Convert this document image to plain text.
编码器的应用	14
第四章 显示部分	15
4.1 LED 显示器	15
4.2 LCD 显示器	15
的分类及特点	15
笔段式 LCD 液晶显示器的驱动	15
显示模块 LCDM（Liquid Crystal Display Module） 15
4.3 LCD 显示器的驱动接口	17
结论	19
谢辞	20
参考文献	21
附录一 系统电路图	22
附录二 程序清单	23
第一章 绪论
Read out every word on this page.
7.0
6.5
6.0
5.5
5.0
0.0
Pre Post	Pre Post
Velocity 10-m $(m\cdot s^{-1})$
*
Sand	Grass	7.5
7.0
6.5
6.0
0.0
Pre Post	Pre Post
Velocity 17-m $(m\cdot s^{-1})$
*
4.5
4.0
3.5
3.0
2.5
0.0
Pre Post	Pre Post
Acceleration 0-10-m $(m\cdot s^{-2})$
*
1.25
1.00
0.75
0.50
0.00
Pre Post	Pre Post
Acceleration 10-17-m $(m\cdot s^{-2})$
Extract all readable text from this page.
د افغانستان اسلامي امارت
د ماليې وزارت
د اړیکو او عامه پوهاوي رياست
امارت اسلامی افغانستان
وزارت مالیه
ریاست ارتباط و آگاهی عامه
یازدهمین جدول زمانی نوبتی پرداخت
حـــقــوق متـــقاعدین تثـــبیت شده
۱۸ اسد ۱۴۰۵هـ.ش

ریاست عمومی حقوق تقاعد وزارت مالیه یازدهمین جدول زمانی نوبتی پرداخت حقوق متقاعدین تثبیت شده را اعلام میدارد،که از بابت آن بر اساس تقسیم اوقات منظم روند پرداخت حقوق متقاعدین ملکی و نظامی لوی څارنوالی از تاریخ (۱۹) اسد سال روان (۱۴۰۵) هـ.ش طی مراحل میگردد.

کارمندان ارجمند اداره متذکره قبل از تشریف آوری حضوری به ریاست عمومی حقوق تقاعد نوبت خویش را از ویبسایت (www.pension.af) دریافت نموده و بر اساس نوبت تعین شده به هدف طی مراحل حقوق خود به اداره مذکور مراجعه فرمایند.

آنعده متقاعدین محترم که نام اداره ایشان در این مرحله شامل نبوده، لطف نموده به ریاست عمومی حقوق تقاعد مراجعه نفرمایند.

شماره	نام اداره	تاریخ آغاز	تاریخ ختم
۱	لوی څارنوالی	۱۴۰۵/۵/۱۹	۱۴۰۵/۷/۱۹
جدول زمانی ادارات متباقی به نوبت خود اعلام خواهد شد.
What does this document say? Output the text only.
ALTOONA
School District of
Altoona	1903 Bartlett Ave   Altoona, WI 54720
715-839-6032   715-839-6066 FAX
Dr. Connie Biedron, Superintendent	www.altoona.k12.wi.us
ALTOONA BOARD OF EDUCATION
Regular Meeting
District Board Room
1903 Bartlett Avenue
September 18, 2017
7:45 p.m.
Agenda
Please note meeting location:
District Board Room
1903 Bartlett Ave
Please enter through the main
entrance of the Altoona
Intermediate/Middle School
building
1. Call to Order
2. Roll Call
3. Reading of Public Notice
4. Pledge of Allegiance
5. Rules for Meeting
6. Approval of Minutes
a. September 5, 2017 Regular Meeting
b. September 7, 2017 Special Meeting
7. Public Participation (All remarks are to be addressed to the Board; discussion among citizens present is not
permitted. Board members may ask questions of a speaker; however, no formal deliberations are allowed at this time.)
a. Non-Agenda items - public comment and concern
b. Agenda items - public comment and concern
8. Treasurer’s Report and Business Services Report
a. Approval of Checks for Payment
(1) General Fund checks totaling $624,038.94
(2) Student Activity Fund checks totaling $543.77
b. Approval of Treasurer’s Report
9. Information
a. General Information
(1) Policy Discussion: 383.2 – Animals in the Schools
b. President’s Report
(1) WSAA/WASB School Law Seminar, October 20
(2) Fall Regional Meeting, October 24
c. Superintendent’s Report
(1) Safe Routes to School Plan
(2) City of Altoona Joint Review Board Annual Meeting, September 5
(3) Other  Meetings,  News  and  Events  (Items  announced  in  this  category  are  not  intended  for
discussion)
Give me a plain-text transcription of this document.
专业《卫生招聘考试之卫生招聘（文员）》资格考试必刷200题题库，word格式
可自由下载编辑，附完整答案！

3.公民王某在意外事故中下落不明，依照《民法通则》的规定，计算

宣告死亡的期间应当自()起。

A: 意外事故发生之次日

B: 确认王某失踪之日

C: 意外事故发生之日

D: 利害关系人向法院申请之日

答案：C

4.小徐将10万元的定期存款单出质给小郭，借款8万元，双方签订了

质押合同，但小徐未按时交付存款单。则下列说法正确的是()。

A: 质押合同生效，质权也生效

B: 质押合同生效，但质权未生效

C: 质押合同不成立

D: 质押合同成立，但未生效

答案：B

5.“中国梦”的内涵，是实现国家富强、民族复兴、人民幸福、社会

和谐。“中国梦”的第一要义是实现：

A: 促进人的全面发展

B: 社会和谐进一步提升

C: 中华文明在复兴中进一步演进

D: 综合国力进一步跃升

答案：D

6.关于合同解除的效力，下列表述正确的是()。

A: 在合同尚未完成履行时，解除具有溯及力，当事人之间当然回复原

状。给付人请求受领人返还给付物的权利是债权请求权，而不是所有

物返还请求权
──────
Write out the material from the first line to the last, exactly.

Convert this document image to plain text.
编码器的应用	14
第四章 显示部分	15
4.1 LED 显示器	15
4.2 LCD 显示器	15
的分类及特点	15
笔段式 LCD 液晶显示器的驱动	15
显示模块 LCDM（Liquid Crystal Display Module） 15
4.3 LCD 显示器的驱动接口	17
结论	19
谢辞	20
参考文献	21
附录一 系统电路图	22
附录二 程序清单	23
第一章 绪论
Read out every word on this page.
7.0
6.5
6.0
5.5
5.0
0.0
Pre Post	Pre Post
Velocity 10-m $(m\cdot s^{-1})$
*
Sand	Grass	7.5
7.0
6.5
6.0
0.0
Pre Post	Pre Post
Velocity 17-m $(m\cdot s^{-1})$
*
4.5
4.0
3.5
3.0
2.5
0.0
Pre Post	Pre Post
Acceleration 0-10-m $(m\cdot s^{-2})$
*
1.25
1.00
0.75
0.50
0.00
Pre Post	Pre Post
Acceleration 10-17-m $(m\cdot s^{-2})$
Extract all readable text from this page.
د افغانستان اسلامي امارت
د ماليې وزارت
د اړیکو او عامه پوهاوي رياست
امارت اسلامی افغانستان
وزارت مالیه
ریاست ارتباط و آگاهی عامه
یازدهمین جدول زمانی نوبتی پرداخت
حـــقــوق متـــقاعدین تثـــبیت شده
۱۸ اسد ۱۴۰۵هـ.ش

ریاست عمومی حقوق تقاعد وزارت مالیه یازدهمین جدول زمانی نوبتی پرداخت حقوق متقاعدین تثبیت شده را اعلام میدارد،که از بابت آن بر اساس تقسیم اوقات منظم روند پرداخت حقوق متقاعدین ملکی و نظامی لوی څارنوالی از تاریخ (۱۹) اسد سال روان (۱۴۰۵) هـ.ش طی مراحل میگردد.

کارمندان ارجمند اداره متذکره قبل از تشریف آوری حضوری به ریاست عمومی حقوق تقاعد نوبت خویش را از ویبسایت (www.pension.af) دریافت نموده و بر اساس نوبت تعین شده به هدف طی مراحل حقوق خود به اداره مذکور مراجعه فرمایند.

آنعده متقاعدین محترم که نام اداره ایشان در این مرحله شامل نبوده، لطف نموده به ریاست عمومی حقوق تقاعد مراجعه نفرمایند.

شماره	نام اداره	تاریخ آغاز	تاریخ ختم
۱	لوی څارنوالی	۱۴۰۵/۵/۱۹	۱۴۰۵/۷/۱۹
جدول زمانی ادارات متباقی به نوبت خود اعلام خواهد شد.
What does this document say? Output the text only.
ALTOONA
School District of
Altoona	1903 Bartlett Ave   Altoona, WI 54720
715-839-6032   715-839-6066 FAX
Dr. Connie Biedron, Superintendent	www.altoona.k12.wi.us
ALTOONA BOARD OF EDUCATION
Regular Meeting
District Board Room
1903 Bartlett Avenue
September 18, 2017
7:45 p.m.
Agenda
Please note meeting location:
District Board Room
1903 Bartlett Ave
Please enter through the main
entrance of the Altoona
Intermediate/Middle School
building
1. Call to Order
2. Roll Call
3. Reading of Public Notice
4. Pledge of Allegiance
5. Rules for Meeting
6. Approval of Minutes
a. September 5, 2017 Regular Meeting
b. September 7, 2017 Special Meeting
7. Public Participation (All remarks are to be addressed to the Board; discussion among citizens present is not
permitted. Board members may ask questions of a speaker; however, no formal deliberations are allowed at this time.)
a. Non-Agenda items - public comment and concern
b. Agenda items - public comment and concern
8. Treasurer’s Report and Business Services Report
a. Approval of Checks for Payment
(1) General Fund checks totaling $624,038.94
(2) Student Activity Fund checks totaling $543.77
b. Approval of Treasurer’s Report
9. Information
a. General Information
(1) Policy Discussion: 383.2 – Animals in the Schools
b. President’s Report
(1) WSAA/WASB School Law Seminar, October 20
(2) Fall Regional Meeting, October 24
c. Superintendent’s Report
(1) Safe Routes to School Plan
(2) City of Altoona Joint Review Board Annual Meeting, September 5
(3) Other  Meetings,  News  and  Events  (Items  announced  in  this  category  are  not  intended  for
discussion)
Give me a plain-text transcription of this document.
专业《卫生招聘考试之卫生招聘（文员）》资格考试必刷200题题库，word格式
可自由下载编辑，附完整答案！

3.公民王某在意外事故中下落不明，依照《民法通则》的规定，计算

宣告死亡的期间应当自()起。

A: 意外事故发生之次日

B: 确认王某失踪之日

C: 意外事故发生之日

D: 利害关系人向法院申请之日

答案：C

4.小徐将10万元的定期存款单出质给小郭，借款8万元，双方签订了

质押合同，但小徐未按时交付存款单。则下列说法正确的是()。

A: 质押合同生效，质权也生效

B: 质押合同生效，但质权未生效

C: 质押合同不成立

D: 质押合同成立，但未生效

答案：B

5.“中国梦”的内涵，是实现国家富强、民族复兴、人民幸福、社会

和谐。“中国梦”的第一要义是实现：

A: 促进人的全面发展

B: 社会和谐进一步提升

C: 中华文明在复兴中进一步演进

D: 综合国力进一步跃升

答案：D

6.关于合同解除的效力，下列表述正确的是()。

A: 在合同尚未完成履行时，解除具有溯及力，当事人之间当然回复原

状。给付人请求受领人返还给付物的权利是债权请求权，而不是所有

物返还请求权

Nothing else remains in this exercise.